**EXERCISE DATA**
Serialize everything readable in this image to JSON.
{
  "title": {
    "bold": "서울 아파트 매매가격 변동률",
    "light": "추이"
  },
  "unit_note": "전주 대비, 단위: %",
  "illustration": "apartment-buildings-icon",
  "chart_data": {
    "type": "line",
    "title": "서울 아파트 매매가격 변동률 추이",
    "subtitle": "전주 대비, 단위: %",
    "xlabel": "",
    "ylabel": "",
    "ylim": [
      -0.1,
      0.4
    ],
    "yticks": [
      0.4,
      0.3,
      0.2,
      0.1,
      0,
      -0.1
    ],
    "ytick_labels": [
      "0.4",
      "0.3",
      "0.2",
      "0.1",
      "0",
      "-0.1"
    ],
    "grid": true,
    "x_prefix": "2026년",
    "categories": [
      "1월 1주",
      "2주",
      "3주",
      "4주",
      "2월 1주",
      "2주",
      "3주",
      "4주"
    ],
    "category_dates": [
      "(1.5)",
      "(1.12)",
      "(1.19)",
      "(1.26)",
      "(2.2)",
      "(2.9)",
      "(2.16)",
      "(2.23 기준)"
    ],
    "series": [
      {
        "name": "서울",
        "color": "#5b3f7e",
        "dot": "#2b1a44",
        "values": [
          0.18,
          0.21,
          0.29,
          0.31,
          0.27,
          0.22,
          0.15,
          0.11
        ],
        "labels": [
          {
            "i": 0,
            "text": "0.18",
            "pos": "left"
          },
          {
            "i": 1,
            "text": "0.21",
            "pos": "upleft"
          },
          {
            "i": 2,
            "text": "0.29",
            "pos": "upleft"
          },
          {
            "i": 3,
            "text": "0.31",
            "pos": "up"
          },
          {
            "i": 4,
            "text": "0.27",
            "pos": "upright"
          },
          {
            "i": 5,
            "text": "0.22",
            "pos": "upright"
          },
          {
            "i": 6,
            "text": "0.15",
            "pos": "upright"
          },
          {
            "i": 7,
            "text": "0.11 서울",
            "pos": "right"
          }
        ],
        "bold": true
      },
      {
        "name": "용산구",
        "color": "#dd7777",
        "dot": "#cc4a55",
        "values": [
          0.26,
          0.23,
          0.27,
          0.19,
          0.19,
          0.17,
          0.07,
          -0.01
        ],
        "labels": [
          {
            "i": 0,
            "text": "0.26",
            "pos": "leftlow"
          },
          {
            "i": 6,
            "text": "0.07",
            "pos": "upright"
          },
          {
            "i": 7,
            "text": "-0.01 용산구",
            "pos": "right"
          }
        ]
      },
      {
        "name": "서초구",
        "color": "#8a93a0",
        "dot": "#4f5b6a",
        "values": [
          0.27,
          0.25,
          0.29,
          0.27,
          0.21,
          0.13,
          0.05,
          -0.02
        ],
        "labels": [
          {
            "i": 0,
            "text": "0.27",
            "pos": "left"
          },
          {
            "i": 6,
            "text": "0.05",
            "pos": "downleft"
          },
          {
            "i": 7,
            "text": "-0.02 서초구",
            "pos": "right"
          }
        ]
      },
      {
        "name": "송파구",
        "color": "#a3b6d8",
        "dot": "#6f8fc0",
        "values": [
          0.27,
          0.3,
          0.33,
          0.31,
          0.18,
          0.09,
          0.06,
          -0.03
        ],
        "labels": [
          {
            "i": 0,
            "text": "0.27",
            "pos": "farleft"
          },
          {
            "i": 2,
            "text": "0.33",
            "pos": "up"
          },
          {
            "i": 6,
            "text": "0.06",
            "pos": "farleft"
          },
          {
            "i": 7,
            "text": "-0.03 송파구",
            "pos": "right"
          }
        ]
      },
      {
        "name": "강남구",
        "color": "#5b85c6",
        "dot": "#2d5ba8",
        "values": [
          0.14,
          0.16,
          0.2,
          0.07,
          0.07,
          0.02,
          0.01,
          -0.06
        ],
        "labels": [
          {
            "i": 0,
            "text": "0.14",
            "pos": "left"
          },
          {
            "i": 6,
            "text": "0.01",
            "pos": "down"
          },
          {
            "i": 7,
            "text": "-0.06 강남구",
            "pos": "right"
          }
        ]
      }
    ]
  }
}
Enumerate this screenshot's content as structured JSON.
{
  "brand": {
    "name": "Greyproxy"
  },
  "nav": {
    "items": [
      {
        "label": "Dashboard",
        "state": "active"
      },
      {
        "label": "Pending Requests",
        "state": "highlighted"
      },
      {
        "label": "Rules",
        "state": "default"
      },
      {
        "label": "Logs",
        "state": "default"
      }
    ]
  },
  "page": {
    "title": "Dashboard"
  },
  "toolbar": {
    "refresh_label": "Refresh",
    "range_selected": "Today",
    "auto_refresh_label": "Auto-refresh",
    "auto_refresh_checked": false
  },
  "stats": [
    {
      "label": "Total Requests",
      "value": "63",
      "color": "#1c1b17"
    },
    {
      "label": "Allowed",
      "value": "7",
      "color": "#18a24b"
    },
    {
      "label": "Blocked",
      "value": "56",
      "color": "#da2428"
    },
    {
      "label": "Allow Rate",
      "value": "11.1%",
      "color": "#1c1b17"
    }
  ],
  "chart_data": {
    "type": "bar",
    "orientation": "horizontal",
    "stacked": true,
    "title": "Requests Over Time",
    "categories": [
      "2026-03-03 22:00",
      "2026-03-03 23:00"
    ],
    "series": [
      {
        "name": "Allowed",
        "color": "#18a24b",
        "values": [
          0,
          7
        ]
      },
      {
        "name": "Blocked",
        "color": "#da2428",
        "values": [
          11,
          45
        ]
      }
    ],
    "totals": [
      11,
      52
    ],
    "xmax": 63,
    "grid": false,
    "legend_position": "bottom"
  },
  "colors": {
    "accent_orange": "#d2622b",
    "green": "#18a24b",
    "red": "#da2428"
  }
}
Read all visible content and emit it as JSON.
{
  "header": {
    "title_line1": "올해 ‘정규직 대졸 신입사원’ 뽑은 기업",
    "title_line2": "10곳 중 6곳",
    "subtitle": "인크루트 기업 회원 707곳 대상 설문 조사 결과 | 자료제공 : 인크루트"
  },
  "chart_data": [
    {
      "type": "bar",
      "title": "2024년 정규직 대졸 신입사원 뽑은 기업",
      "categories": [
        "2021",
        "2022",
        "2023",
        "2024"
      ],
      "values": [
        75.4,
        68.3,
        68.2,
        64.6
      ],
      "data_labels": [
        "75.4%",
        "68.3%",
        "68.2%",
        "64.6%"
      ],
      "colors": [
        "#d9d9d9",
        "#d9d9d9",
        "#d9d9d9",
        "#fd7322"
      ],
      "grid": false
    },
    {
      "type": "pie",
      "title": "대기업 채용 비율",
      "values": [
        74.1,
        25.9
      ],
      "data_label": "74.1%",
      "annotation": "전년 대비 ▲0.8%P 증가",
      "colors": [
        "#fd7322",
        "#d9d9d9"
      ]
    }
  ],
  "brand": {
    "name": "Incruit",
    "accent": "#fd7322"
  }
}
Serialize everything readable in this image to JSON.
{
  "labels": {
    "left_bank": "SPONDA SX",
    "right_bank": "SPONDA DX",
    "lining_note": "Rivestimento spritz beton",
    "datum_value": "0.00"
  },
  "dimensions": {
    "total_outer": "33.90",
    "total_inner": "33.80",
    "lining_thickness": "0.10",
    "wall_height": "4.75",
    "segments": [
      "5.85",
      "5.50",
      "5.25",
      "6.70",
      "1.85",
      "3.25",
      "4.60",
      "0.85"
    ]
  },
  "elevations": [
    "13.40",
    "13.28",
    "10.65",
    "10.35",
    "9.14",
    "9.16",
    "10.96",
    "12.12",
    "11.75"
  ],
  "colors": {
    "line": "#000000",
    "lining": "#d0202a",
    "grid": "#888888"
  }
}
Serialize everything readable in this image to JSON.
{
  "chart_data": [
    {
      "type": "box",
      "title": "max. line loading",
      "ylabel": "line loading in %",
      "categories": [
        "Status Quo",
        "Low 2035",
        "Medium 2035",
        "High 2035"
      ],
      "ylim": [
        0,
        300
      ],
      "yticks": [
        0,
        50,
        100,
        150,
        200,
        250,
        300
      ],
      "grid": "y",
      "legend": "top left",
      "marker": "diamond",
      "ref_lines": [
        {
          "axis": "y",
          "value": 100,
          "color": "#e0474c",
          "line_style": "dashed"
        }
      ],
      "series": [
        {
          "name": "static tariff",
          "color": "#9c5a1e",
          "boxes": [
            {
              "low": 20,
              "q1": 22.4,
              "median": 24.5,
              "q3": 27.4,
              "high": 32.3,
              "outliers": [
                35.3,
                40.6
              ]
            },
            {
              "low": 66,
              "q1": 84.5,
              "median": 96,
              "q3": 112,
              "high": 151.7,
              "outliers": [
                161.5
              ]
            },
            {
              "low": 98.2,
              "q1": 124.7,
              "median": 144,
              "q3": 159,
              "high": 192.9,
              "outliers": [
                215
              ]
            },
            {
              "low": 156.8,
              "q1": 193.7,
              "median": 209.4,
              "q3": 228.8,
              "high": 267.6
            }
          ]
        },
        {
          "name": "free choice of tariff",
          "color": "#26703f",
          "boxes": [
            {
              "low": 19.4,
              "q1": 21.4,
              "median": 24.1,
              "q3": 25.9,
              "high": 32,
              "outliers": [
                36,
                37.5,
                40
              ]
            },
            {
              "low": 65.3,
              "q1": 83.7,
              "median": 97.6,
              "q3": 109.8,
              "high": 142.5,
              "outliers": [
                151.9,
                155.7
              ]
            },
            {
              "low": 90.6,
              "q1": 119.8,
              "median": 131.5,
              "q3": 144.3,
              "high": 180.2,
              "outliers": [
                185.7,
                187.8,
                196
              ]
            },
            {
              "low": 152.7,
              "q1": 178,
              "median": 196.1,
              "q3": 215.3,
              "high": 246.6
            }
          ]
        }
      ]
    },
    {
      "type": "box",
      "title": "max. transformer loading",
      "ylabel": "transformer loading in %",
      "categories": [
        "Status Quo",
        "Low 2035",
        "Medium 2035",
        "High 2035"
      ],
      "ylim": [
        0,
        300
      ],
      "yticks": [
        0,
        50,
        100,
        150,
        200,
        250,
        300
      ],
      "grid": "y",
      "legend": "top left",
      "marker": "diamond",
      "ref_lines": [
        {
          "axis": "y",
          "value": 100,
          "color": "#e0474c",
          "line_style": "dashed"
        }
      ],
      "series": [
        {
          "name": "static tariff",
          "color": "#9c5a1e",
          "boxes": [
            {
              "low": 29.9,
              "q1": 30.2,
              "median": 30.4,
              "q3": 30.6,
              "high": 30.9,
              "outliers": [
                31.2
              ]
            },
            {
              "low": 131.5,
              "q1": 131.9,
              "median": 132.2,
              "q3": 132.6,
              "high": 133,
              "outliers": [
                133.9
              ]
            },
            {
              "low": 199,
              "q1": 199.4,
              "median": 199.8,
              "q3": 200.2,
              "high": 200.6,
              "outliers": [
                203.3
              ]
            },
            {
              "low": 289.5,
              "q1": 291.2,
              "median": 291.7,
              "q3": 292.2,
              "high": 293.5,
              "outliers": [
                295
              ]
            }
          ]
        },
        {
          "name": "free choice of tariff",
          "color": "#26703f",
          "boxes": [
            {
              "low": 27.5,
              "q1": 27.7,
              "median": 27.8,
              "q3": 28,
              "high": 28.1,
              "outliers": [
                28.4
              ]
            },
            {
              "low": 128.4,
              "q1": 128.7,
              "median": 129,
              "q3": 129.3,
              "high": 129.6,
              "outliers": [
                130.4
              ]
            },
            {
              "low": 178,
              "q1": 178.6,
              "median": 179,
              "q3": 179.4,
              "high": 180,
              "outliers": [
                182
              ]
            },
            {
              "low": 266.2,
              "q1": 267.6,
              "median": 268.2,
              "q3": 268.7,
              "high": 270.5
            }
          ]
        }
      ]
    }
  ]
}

**SHORT PROBLEM**
Search the data above for lines holding "state" and copy each of them.

**CORRECT RESULT**
        "state": "active"
        "state": "highlighted"
        "state": "default"
        "state": "default"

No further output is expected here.